-- start of Available records --
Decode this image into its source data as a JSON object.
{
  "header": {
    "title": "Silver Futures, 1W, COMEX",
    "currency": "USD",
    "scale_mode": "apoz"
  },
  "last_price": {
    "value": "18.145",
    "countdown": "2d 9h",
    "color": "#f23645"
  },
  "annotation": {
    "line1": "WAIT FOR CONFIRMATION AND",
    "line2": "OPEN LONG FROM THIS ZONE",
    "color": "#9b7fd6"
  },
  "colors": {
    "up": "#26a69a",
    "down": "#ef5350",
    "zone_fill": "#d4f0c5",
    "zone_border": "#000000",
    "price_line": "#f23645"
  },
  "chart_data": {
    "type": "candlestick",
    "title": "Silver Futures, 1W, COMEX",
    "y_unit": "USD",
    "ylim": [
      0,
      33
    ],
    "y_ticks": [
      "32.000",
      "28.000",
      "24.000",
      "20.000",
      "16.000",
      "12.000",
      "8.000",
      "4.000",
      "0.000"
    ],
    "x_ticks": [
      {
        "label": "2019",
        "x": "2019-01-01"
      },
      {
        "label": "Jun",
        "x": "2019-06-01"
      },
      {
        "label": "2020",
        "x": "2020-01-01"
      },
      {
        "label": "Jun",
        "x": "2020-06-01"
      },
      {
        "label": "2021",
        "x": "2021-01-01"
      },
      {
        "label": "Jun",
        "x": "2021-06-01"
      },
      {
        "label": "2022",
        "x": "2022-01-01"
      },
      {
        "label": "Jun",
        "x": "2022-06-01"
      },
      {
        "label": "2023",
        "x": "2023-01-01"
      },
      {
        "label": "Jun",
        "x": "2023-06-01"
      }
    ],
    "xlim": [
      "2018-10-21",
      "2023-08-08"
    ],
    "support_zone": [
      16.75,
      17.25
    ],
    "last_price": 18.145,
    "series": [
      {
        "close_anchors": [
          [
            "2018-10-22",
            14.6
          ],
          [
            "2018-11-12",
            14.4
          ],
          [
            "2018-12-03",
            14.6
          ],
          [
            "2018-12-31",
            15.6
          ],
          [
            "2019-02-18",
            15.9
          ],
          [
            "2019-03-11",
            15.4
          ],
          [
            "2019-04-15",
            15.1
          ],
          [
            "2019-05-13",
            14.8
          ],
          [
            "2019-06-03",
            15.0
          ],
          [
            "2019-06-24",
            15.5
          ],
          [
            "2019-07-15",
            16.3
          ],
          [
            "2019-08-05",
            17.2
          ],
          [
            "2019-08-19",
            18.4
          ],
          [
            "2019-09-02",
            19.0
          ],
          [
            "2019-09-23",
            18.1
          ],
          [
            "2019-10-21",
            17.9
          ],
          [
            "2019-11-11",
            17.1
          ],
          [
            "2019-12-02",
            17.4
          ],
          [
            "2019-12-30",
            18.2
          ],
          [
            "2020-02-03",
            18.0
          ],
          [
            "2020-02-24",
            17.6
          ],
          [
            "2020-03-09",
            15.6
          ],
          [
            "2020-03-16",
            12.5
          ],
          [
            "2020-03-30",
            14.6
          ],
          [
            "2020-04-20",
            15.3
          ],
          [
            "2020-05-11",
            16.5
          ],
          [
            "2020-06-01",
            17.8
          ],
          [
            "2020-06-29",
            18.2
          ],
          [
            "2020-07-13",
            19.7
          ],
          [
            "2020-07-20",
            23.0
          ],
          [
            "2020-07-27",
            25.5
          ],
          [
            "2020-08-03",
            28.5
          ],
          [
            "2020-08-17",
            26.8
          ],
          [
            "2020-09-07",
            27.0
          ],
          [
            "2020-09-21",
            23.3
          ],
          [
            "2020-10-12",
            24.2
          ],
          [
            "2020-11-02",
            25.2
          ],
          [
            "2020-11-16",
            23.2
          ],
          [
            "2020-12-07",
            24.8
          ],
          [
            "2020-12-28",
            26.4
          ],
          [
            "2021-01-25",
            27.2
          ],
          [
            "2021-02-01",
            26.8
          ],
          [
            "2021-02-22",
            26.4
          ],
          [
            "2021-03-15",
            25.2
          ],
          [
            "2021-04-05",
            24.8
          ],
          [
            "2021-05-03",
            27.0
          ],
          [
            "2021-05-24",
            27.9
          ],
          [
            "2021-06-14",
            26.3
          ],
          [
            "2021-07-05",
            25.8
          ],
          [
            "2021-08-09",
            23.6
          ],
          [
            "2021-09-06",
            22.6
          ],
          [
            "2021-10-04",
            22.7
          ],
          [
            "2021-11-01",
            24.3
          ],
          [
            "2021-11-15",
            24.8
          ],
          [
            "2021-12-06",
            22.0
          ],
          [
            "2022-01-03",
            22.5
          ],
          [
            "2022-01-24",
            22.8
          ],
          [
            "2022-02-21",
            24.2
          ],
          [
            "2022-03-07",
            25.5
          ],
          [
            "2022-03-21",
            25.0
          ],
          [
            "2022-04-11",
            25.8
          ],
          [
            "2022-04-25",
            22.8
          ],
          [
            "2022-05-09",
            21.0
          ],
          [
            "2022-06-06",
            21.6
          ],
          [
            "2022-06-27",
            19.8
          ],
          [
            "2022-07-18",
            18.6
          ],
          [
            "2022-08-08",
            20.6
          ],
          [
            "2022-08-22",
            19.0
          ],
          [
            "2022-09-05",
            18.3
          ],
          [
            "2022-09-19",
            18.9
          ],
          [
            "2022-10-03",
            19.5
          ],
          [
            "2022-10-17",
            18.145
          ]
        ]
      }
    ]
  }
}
-- end of Available records --
Direction ▸ Using the data above, reproduce every line exactly.

Expected answer ▸
Decode this image into its source data as a JSON object.
{
  "header": {
    "title": "Silver Futures, 1W, COMEX",
    "currency": "USD",
    "scale_mode": "apoz"
  },
  "last_price": {
    "value": "18.145",
    "countdown": "2d 9h",
    "color": "#f23645"
  },
  "annotation": {
    "line1": "WAIT FOR CONFIRMATION AND",
    "line2": "OPEN LONG FROM THIS ZONE",
    "color": "#9b7fd6"
  },
  "colors": {
    "up": "#26a69a",
    "down": "#ef5350",
    "zone_fill": "#d4f0c5",
    "zone_border": "#000000",
    "price_line": "#f23645"
  },
  "chart_data": {
    "type": "candlestick",
    "title": "Silver Futures, 1W, COMEX",
    "y_unit": "USD",
    "ylim": [
      0,
      33
    ],
    "y_ticks": [
      "32.000",
      "28.000",
      "24.000",
      "20.000",
      "16.000",
      "12.000",
      "8.000",
      "4.000",
      "0.000"
    ],
    "x_ticks": [
      {
        "label": "2019",
        "x": "2019-01-01"
      },
      {
        "label": "Jun",
        "x": "2019-06-01"
      },
      {
        "label": "2020",
        "x": "2020-01-01"
      },
      {
        "label": "Jun",
        "x": "2020-06-01"
      },
      {
        "label": "2021",
        "x": "2021-01-01"
      },
      {
        "label": "Jun",
        "x": "2021-06-01"
      },
      {
        "label": "2022",
        "x": "2022-01-01"
      },
      {
        "label": "Jun",
        "x": "2022-06-01"
      },
      {
        "label": "2023",
        "x": "2023-01-01"
      },
      {
        "label": "Jun",
        "x": "2023-06-01"
      }
    ],
    "xlim": [
      "2018-10-21",
      "2023-08-08"
    ],
    "support_zone": [
      16.75,
      17.25
    ],
    "last_price": 18.145,
    "series": [
      {
        "close_anchors": [
          [
            "2018-10-22",
            14.6
          ],
          [
            "2018-11-12",
            14.4
          ],
          [
            "2018-12-03",
            14.6
          ],
          [
            "2018-12-31",
            15.6
          ],
          [
            "2019-02-18",
            15.9
          ],
          [
            "2019-03-11",
            15.4
          ],
          [
            "2019-04-15",
            15.1
          ],
          [
            "2019-05-13",
            14.8
          ],
          [
            "2019-06-03",
            15.0
          ],
          [
            "2019-06-24",
            15.5
          ],
          [
            "2019-07-15",
            16.3
          ],
          [
            "2019-08-05",
            17.2
          ],
          [
            "2019-08-19",
            18.4
          ],
          [
            "2019-09-02",
            19.0
          ],
          [
            "2019-09-23",
            18.1
          ],
          [
            "2019-10-21",
            17.9
          ],
          [
            "2019-11-11",
            17.1
          ],
          [
            "2019-12-02",
            17.4
          ],
          [
            "2019-12-30",
            18.2
          ],
          [
            "2020-02-03",
            18.0
          ],
          [
            "2020-02-24",
            17.6
          ],
          [
            "2020-03-09",
            15.6
          ],
          [
            "2020-03-16",
            12.5
          ],
          [
            "2020-03-30",
            14.6
          ],
          [
            "2020-04-20",
            15.3
          ],
          [
            "2020-05-11",
            16.5
          ],
          [
            "2020-06-01",
            17.8
          ],
          [
            "2020-06-29",
            18.2
          ],
          [
            "2020-07-13",
            19.7
          ],
          [
            "2020-07-20",
            23.0
          ],
          [
            "2020-07-27",
            25.5
          ],
          [
            "2020-08-03",
            28.5
          ],
          [
            "2020-08-17",
            26.8
          ],
          [
            "2020-09-07",
            27.0
          ],
          [
            "2020-09-21",
            23.3
          ],
          [
            "2020-10-12",
            24.2
          ],
          [
            "2020-11-02",
            25.2
          ],
          [
            "2020-11-16",
            23.2
          ],
          [
            "2020-12-07",
            24.8
          ],
          [
            "2020-12-28",
            26.4
          ],
          [
            "2021-01-25",
            27.2
          ],
          [
            "2021-02-01",
            26.8
          ],
          [
            "2021-02-22",
            26.4
          ],
          [
            "2021-03-15",
            25.2
          ],
          [
            "2021-04-05",
            24.8
          ],
          [
            "2021-05-03",
            27.0
          ],
          [
            "2021-05-24",
            27.9
          ],
          [
            "2021-06-14",
            26.3
          ],
          [
            "2021-07-05",
            25.8
          ],
          [
            "2021-08-09",
            23.6
          ],
          [
            "2021-09-06",
            22.6
          ],
          [
            "2021-10-04",
            22.7
          ],
          [
            "2021-11-01",
            24.3
          ],
          [
            "2021-11-15",
            24.8
          ],
          [
            "2021-12-06",
            22.0
          ],
          [
            "2022-01-03",
            22.5
          ],
          [
            "2022-01-24",
            22.8
          ],
          [
            "2022-02-21",
            24.2
          ],
          [
            "2022-03-07",
            25.5
          ],
          [
            "2022-03-21",
            25.0
          ],
          [
            "2022-04-11",
            25.8
          ],
          [
            "2022-04-25",
            22.8
          ],
          [
            "2022-05-09",
            21.0
          ],
          [
            "2022-06-06",
            21.6
          ],
          [
            "2022-06-27",
            19.8
          ],
          [
            "2022-07-18",
            18.6
          ],
          [
            "2022-08-08",
            20.6
          ],
          [
            "2022-08-22",
            19.0
          ],
          [
            "2022-09-05",
            18.3
          ],
          [
            "2022-09-19",
            18.9
          ],
          [
            "2022-10-03",
            19.5
          ],
          [
            "2022-10-17",
            18.145
          ]
        ]
      }
    ]
  }
}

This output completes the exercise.